## Questions to answer
- A) Answer these questions from the text on direct acting antivirals and HCC recurrence, one per line:
(i) What SVR was found for direct acting antivirals?
(ii) Since what year have many studies raised concern about early HCC occurrence and recurrence after DAA treatment?
(iii) At what follow-up duration did the patient's delayed recurrence occur?
- B) Translate this sentence from the text on direct acting antivirals and HCC recurrence into Spanish: "The accepted SVR of direct acting antivirals (DAAs) was found to be 95% and they became the preferred regimen in HCV treatment surpassing the interferon-based regimens."

## Document section
========================================================================

The accepted SVR of direct acting antivirals (DAAs) was found to be 95% and they became the preferred regimen in HCV treatment surpassing the interferon-based regimens.[21 ] However, a lot of studies since 2016 have raised a concern on a high incidence of early occurrence and recurrence of HCC after treatment with DAAs.[22 ]
[23 ] Recent review have concluded that the question whether DAA promotes tumor growth is still unanswered and the association is not proven to be causative as of now.[24 ]
[25 ] Our patient was also treated with DAA-based regimen and he had a delayed recurrence (at a follow-up duration of 18 months) which does not match the risk factor time group of these studies.

========================================================================

## Given entries
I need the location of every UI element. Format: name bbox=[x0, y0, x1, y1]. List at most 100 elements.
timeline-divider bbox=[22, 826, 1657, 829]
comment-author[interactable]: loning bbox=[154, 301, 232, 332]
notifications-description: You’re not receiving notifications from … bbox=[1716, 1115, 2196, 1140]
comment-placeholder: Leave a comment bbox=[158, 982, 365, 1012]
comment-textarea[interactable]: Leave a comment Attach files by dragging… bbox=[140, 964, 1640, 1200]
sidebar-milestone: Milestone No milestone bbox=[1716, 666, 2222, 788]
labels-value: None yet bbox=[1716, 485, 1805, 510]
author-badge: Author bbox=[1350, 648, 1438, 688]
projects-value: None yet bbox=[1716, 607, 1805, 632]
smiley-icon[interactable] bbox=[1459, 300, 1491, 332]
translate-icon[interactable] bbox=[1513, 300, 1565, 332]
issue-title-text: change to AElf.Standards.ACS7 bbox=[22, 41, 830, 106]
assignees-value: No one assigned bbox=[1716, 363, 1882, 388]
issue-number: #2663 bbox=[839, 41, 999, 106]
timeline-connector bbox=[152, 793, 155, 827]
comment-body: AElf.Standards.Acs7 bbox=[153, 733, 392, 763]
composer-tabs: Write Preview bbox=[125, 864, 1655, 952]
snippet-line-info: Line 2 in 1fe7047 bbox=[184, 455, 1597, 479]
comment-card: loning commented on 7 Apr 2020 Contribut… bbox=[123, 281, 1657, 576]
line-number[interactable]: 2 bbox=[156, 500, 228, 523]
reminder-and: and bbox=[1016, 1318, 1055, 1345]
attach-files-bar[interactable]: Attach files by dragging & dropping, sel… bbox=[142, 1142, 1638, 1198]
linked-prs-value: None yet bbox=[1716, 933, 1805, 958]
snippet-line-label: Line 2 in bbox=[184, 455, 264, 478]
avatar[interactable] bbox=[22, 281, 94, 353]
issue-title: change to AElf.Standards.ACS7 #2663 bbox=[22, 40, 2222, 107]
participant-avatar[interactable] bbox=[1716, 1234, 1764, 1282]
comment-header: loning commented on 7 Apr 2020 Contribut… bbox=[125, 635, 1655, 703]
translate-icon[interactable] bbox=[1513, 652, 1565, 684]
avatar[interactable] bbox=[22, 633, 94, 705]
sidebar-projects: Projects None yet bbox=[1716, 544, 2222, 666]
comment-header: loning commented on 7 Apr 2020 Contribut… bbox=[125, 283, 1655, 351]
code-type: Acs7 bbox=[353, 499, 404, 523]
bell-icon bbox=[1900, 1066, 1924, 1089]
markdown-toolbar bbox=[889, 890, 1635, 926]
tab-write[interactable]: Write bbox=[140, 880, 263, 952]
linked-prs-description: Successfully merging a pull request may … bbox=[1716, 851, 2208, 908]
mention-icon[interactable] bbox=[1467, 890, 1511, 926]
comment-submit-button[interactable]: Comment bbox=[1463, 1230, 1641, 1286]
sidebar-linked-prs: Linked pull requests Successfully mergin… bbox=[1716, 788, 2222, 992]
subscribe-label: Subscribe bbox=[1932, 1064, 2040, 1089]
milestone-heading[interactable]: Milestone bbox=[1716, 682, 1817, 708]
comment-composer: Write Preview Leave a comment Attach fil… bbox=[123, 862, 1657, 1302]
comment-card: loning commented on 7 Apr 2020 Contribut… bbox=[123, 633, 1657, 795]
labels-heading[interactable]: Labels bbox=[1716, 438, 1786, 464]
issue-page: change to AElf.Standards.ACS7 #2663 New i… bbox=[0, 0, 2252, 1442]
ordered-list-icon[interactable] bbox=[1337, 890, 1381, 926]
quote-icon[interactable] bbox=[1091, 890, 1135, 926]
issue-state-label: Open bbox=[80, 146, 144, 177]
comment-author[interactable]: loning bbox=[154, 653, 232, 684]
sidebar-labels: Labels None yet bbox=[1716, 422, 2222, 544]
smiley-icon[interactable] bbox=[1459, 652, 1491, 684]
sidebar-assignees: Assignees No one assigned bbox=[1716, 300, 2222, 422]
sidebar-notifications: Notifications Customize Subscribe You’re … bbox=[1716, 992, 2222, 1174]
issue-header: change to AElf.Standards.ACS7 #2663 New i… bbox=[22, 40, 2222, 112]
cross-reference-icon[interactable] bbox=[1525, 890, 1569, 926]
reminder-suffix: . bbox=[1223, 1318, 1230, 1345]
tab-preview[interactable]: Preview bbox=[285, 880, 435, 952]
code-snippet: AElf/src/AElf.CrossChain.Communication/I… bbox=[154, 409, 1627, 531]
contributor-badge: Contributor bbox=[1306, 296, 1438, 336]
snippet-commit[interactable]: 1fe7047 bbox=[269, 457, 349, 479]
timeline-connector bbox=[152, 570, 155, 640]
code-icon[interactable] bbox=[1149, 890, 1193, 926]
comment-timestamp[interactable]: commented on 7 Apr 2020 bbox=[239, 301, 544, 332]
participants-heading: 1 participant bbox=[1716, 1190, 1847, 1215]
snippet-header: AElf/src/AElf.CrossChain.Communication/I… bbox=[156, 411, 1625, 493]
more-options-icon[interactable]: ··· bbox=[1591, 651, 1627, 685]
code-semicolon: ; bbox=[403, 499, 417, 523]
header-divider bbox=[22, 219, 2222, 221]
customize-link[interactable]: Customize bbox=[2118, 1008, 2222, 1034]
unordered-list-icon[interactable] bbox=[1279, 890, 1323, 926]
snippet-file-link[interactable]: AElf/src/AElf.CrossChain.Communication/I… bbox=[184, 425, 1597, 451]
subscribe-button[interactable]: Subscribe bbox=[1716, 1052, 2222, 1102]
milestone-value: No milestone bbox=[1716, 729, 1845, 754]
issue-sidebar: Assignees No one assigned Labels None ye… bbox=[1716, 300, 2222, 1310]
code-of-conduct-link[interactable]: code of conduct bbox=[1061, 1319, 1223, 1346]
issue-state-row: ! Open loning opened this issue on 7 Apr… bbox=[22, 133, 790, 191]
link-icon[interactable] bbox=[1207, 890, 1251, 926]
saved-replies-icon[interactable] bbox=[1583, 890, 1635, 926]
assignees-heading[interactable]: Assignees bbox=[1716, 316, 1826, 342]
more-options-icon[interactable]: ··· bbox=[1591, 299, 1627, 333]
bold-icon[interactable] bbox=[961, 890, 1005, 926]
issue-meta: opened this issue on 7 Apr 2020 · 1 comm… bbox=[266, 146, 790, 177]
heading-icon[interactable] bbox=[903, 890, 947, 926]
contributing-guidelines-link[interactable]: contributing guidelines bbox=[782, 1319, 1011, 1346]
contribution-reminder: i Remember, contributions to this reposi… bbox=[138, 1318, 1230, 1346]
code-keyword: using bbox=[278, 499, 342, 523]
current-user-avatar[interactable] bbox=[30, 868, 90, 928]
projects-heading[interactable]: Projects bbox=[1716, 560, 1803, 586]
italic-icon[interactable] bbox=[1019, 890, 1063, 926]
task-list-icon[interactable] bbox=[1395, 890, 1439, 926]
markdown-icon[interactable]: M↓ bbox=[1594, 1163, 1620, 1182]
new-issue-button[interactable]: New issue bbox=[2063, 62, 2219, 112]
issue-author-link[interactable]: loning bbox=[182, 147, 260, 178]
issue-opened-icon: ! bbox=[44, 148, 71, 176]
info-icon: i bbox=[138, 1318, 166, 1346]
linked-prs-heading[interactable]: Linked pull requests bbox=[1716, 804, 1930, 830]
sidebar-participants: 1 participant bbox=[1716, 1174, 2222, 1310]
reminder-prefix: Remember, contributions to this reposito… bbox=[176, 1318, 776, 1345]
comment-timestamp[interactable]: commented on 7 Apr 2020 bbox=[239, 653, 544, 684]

========================================================================

## Exercise solutions
- A)
(i) 95%
(ii) 2016
(iii) 18 months

- B) La RVS aceptada de los antivirales de acción directa (AAD) resultó ser del 95 % y se convirtieron en el régimen preferido en el tratamiento del VHC, superando a los regímenes basados en interferón.